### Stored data
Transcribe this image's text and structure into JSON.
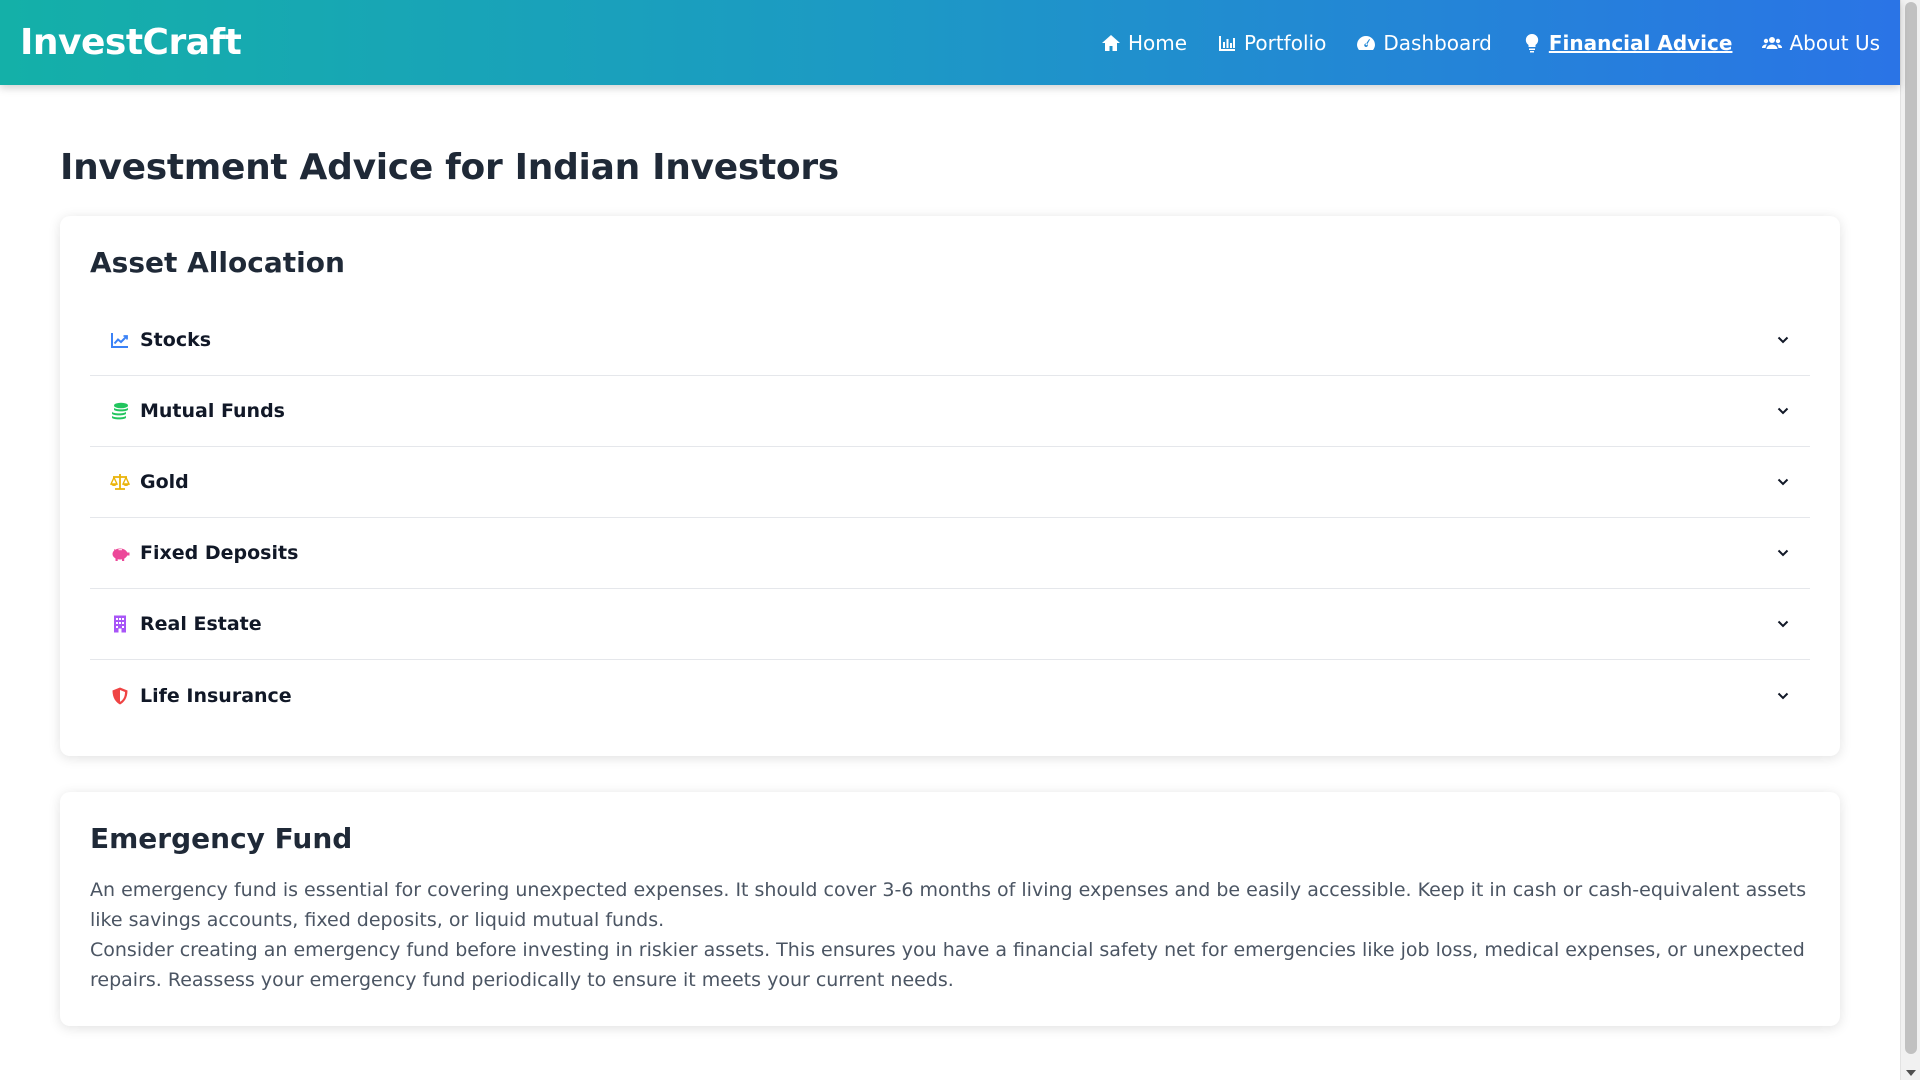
{
  "header": {
    "brand": "InvestCraft",
    "nav": [
      {
        "label": "Home",
        "icon": "home-icon"
      },
      {
        "label": "Portfolio",
        "icon": "chart-bar-icon"
      },
      {
        "label": "Dashboard",
        "icon": "gauge-icon"
      },
      {
        "label": "Financial Advice",
        "icon": "lightbulb-icon",
        "active": true
      },
      {
        "label": "About Us",
        "icon": "users-icon"
      }
    ]
  },
  "main": {
    "title": "Investment Advice for Indian Investors",
    "asset_allocation": {
      "title": "Asset Allocation",
      "items": [
        {
          "label": "Stocks",
          "icon": "chart-line-icon",
          "color": "#3b82f6"
        },
        {
          "label": "Mutual Funds",
          "icon": "coins-icon",
          "color": "#22c55e"
        },
        {
          "label": "Gold",
          "icon": "balance-scale-icon",
          "color": "#eab308"
        },
        {
          "label": "Fixed Deposits",
          "icon": "piggy-bank-icon",
          "color": "#ec4899"
        },
        {
          "label": "Real Estate",
          "icon": "building-icon",
          "color": "#a855f7"
        },
        {
          "label": "Life Insurance",
          "icon": "shield-icon",
          "color": "#ef4444"
        }
      ]
    },
    "emergency_fund": {
      "title": "Emergency Fund",
      "paragraph1": "An emergency fund is essential for covering unexpected expenses. It should cover 3-6 months of living expenses and be easily accessible. Keep it in cash or cash-equivalent assets like savings accounts, fixed deposits, or liquid mutual funds.",
      "paragraph2": "Consider creating an emergency fund before investing in riskier assets. This ensures you have a financial safety net for emergencies like job loss, medical expenses, or unexpected repairs. Reassess your emergency fund periodically to ensure it meets your current needs."
    }
  }
}
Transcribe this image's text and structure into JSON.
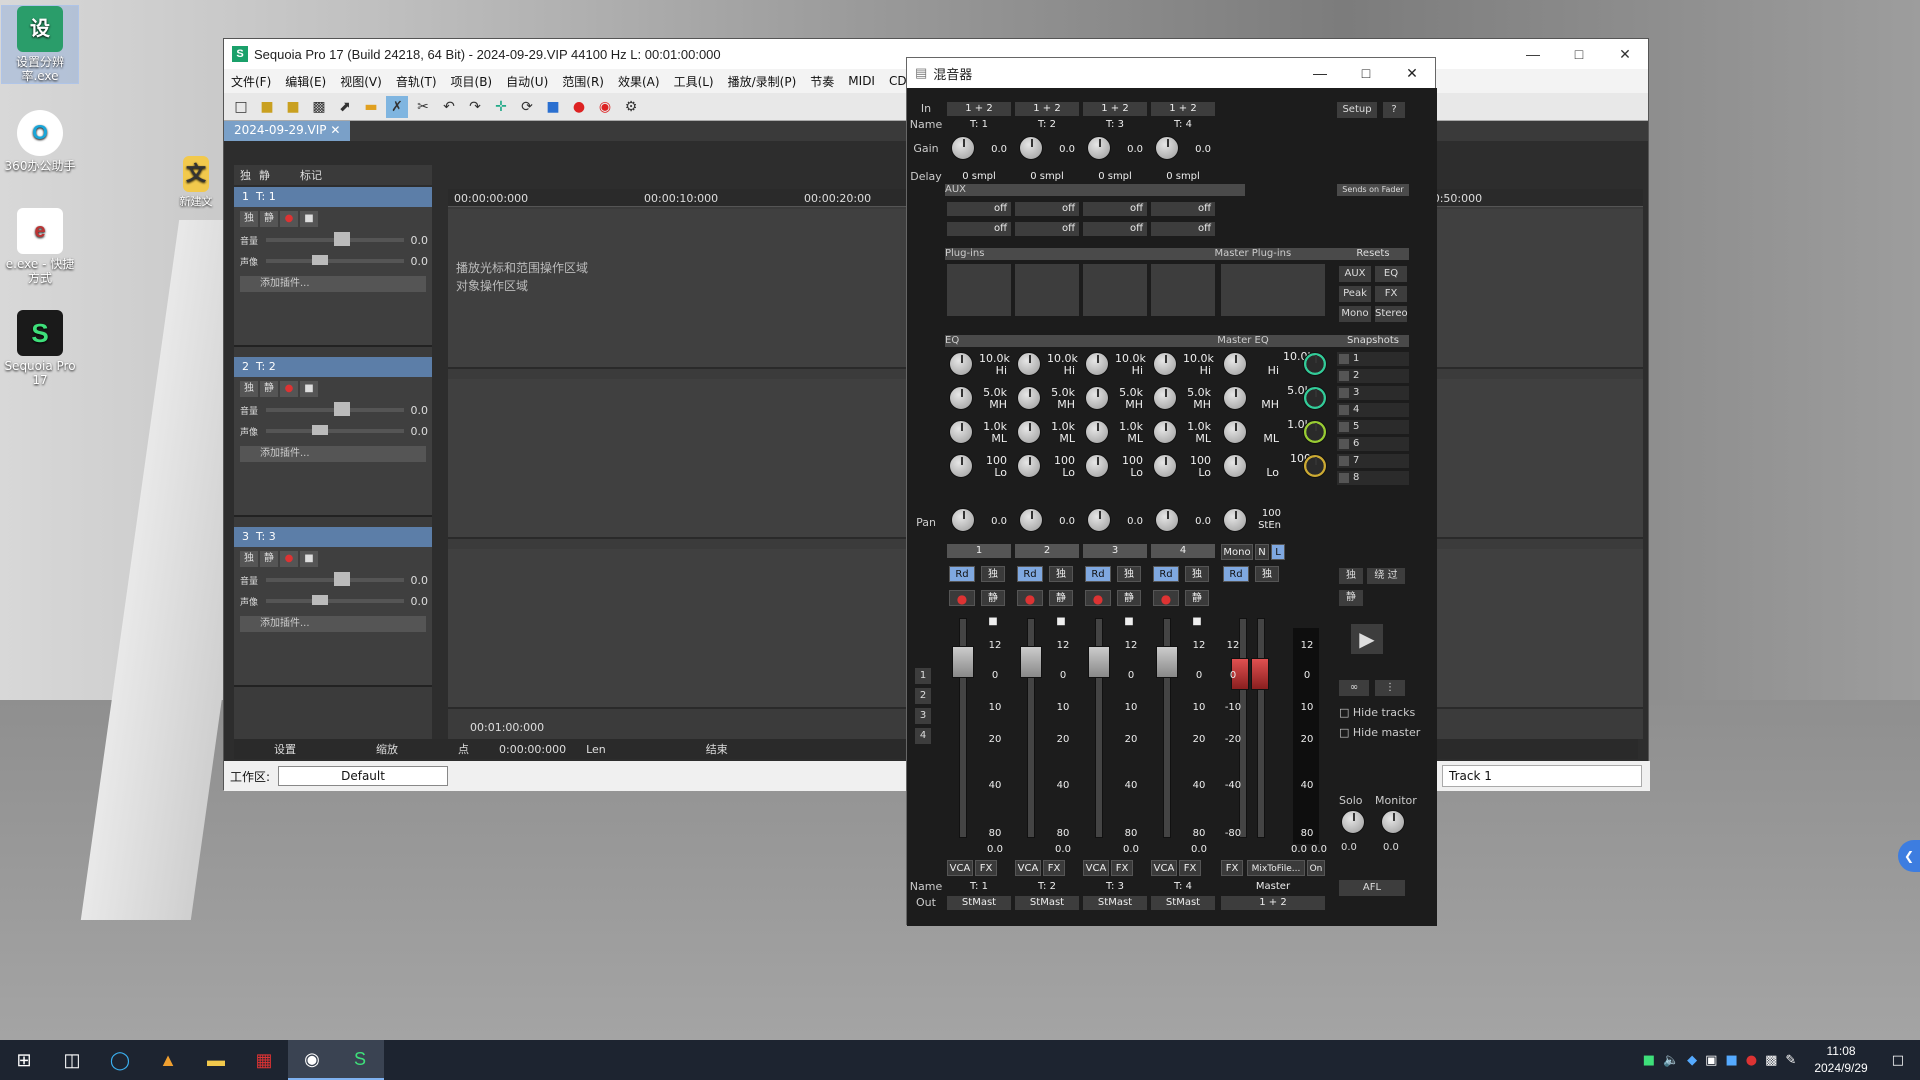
{
  "desktop": {
    "icons": [
      {
        "label": "设置分辨率.exe",
        "color": "#2a9d6a",
        "glyph": "设"
      },
      {
        "label": "360办公助手",
        "color": "#19a6d9",
        "glyph": "O"
      },
      {
        "label": "新建文",
        "color": "#f2c94c",
        "glyph": "文"
      },
      {
        "label": "e.exe - 快捷方式",
        "color": "#b33",
        "glyph": "e"
      },
      {
        "label": "Sequoia Pro 17",
        "color": "#1ca25f",
        "glyph": "S"
      }
    ]
  },
  "main_window": {
    "title": "Sequoia Pro 17 (Build 24218, 64 Bit) - 2024-09-29.VIP   44100 Hz L: 00:01:00:000",
    "menu": [
      "文件(F)",
      "编辑(E)",
      "视图(V)",
      "音轨(T)",
      "项目(B)",
      "自动(U)",
      "范围(R)",
      "效果(A)",
      "工具(L)",
      "播放/录制(P)",
      "节奏",
      "MIDI",
      "CD/D"
    ],
    "tab": "2024-09-29.VIP",
    "header_row": {
      "solo": "独",
      "mute": "静",
      "markers": "标记"
    },
    "tracks": [
      {
        "num": "1",
        "name": "T: 1"
      },
      {
        "num": "2",
        "name": "T: 2"
      },
      {
        "num": "3",
        "name": "T: 3"
      }
    ],
    "track_controls": {
      "solo": "独",
      "mute": "静",
      "volume": "音量",
      "pan": "声像",
      "plugin": "添加插件...",
      "vol_value": "0.0",
      "pan_value": "0.0"
    },
    "ruler": [
      "00:00:00:000",
      "00:00:10:000",
      "00:00:20:00",
      "00:00:50:000"
    ],
    "lane_hints": [
      "播放光标和范围操作区域",
      "对象操作区域"
    ],
    "bottom": {
      "settings": "设置",
      "zoom": "缩放",
      "position": "00:01:00:000",
      "point": "点",
      "point_time": "0:00:00:000",
      "len": "Len",
      "end": "结束"
    },
    "workspace_label": "工作区:",
    "workspace_value": "Default",
    "status_track": "Track 1"
  },
  "mixer": {
    "title": "混音器",
    "row_labels": {
      "in": "In",
      "name": "Name",
      "gain": "Gain",
      "delay": "Delay",
      "pan": "Pan",
      "out": "Out"
    },
    "section_titles": {
      "aux": "AUX",
      "plugins": "Plug-ins",
      "master_plugins": "Master Plug-ins",
      "eq": "EQ",
      "master_eq": "Master EQ",
      "resets": "Resets",
      "snapshots": "Snapshots",
      "sends_on_fader": "Sends on Fader"
    },
    "channels": [
      {
        "in": "1 + 2",
        "name": "T: 1",
        "gain": "0.0",
        "delay": "0 smpl",
        "aux1": "off",
        "aux2": "off",
        "pan": "0.0",
        "num": "1",
        "out": "StMast",
        "level": "0.0"
      },
      {
        "in": "1 + 2",
        "name": "T: 2",
        "gain": "0.0",
        "delay": "0 smpl",
        "aux1": "off",
        "aux2": "off",
        "pan": "0.0",
        "num": "2",
        "out": "StMast",
        "level": "0.0"
      },
      {
        "in": "1 + 2",
        "name": "T: 3",
        "gain": "0.0",
        "delay": "0 smpl",
        "aux1": "off",
        "aux2": "off",
        "pan": "0.0",
        "num": "3",
        "out": "StMast",
        "level": "0.0"
      },
      {
        "in": "1 + 2",
        "name": "T: 4",
        "gain": "0.0",
        "delay": "0 smpl",
        "aux1": "off",
        "aux2": "off",
        "pan": "0.0",
        "num": "4",
        "out": "StMast",
        "level": "0.0"
      }
    ],
    "eq_bands": [
      {
        "freq": "10.0k",
        "label": "Hi"
      },
      {
        "freq": "5.0k",
        "label": "MH"
      },
      {
        "freq": "1.0k",
        "label": "ML"
      },
      {
        "freq": "100",
        "label": "Lo"
      }
    ],
    "buttons": {
      "rd": "Rd",
      "solo": "独",
      "mute": "静",
      "vca": "VCA",
      "fx": "FX",
      "setup": "Setup",
      "help": "?",
      "bypass": "绕 过",
      "mono": "Mono",
      "n": "N",
      "l": "L"
    },
    "fader_scale": [
      "12",
      "0",
      "10",
      "20",
      "40",
      "80"
    ],
    "master_scale": [
      "12",
      "0",
      "-10",
      "-20",
      "-40",
      "-80"
    ],
    "master": {
      "name": "Master",
      "out": "1 + 2",
      "pan": "100",
      "pan_label": "StEn",
      "level_l": "0.0",
      "level_r": "0.0",
      "mixtofile": "MixToFile...",
      "on": "On"
    },
    "resets": [
      "AUX",
      "EQ",
      "Peak",
      "FX",
      "Mono",
      "Stereo"
    ],
    "snapshots": [
      "1",
      "2",
      "3",
      "4",
      "5",
      "6",
      "7",
      "8"
    ],
    "hide_tracks": "Hide tracks",
    "hide_master": "Hide master",
    "solo_label": "Solo",
    "monitor_label": "Monitor",
    "solo_value": "0.0",
    "monitor_value": "0.0",
    "afl": "AFL",
    "group_nums": [
      "1",
      "2",
      "3",
      "4"
    ]
  },
  "taskbar": {
    "time": "11:08",
    "date": "2024/9/29"
  }
}
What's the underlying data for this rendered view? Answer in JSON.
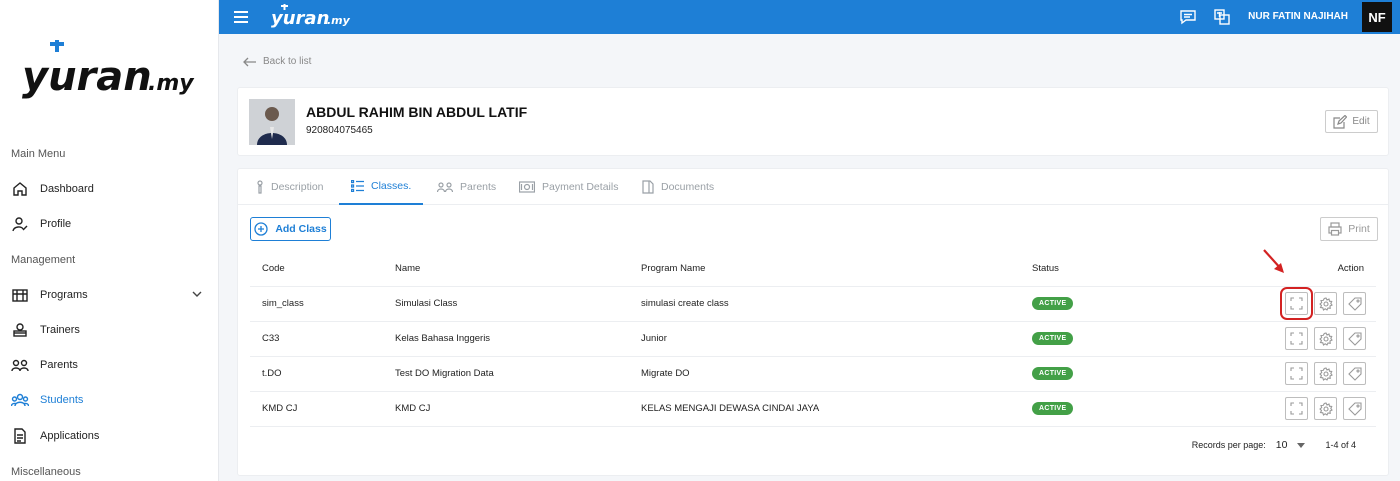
{
  "app": {
    "brand": "Yuran.my",
    "user_name": "NUR FATIN NAJIHAH",
    "user_initials": "NF"
  },
  "sidebar": {
    "sections": [
      {
        "label": "Main Menu"
      },
      {
        "label": "Management"
      },
      {
        "label": "Miscellaneous"
      }
    ],
    "items": [
      {
        "label": "Dashboard",
        "icon": "home-icon"
      },
      {
        "label": "Profile",
        "icon": "profile-icon"
      },
      {
        "label": "Programs",
        "icon": "programs-icon"
      },
      {
        "label": "Trainers",
        "icon": "trainers-icon"
      },
      {
        "label": "Parents",
        "icon": "parents-icon"
      },
      {
        "label": "Students",
        "icon": "students-icon",
        "active": true
      },
      {
        "label": "Applications",
        "icon": "applications-icon"
      }
    ]
  },
  "page": {
    "back_label": "Back to list",
    "student_name": "ABDUL RAHIM BIN ABDUL LATIF",
    "student_id": "920804075465",
    "edit_label": "Edit"
  },
  "tabs": [
    {
      "label": "Description",
      "icon": "description-icon"
    },
    {
      "label": "Classes.",
      "icon": "list-icon",
      "active": true
    },
    {
      "label": "Parents",
      "icon": "parents-icon"
    },
    {
      "label": "Payment Details",
      "icon": "payment-icon"
    },
    {
      "label": "Documents",
      "icon": "document-icon"
    }
  ],
  "toolbar": {
    "add_class_label": "Add Class",
    "print_label": "Print"
  },
  "table": {
    "columns": [
      "Code",
      "Name",
      "Program Name",
      "Status",
      "Action"
    ],
    "rows": [
      {
        "code": "sim_class",
        "name": "Simulasi Class",
        "program": "simulasi create class",
        "status": "ACTIVE"
      },
      {
        "code": "C33",
        "name": "Kelas Bahasa Inggeris",
        "program": "Junior",
        "status": "ACTIVE"
      },
      {
        "code": "t.DO",
        "name": "Test DO Migration Data",
        "program": "Migrate DO",
        "status": "ACTIVE"
      },
      {
        "code": "KMD CJ",
        "name": "KMD CJ",
        "program": "KELAS MENGAJI DEWASA CINDAI JAYA",
        "status": "ACTIVE"
      }
    ],
    "action_icons": [
      "expand-icon",
      "gear-icon",
      "tag-icon"
    ]
  },
  "pagination": {
    "records_label": "Records per page:",
    "per_page": "10",
    "range": "1-4 of 4"
  },
  "colors": {
    "primary": "#1e7fd6",
    "active_badge": "#43a047",
    "highlight": "#d32222"
  }
}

### PROBLEM
Collect every line with the string "unexpected" from the records, and copy each.

### ANSWER TO THE EXERCISE
      "paragraph1": "An emergency fund is essential for covering unexpected expenses. It should cover 3-6 months of living expenses and be easily accessible. Keep it in cash or cash-equivalent assets like savings accounts, fixed deposits, or liquid mutual funds.",
      "paragraph2": "Consider creating an emergency fund before investing in riskier assets. This ensures you have a financial safety net for emergencies like job loss, medical expenses, or unexpected repairs. Reassess your emergency fund periodically to ensure it meets your current needs."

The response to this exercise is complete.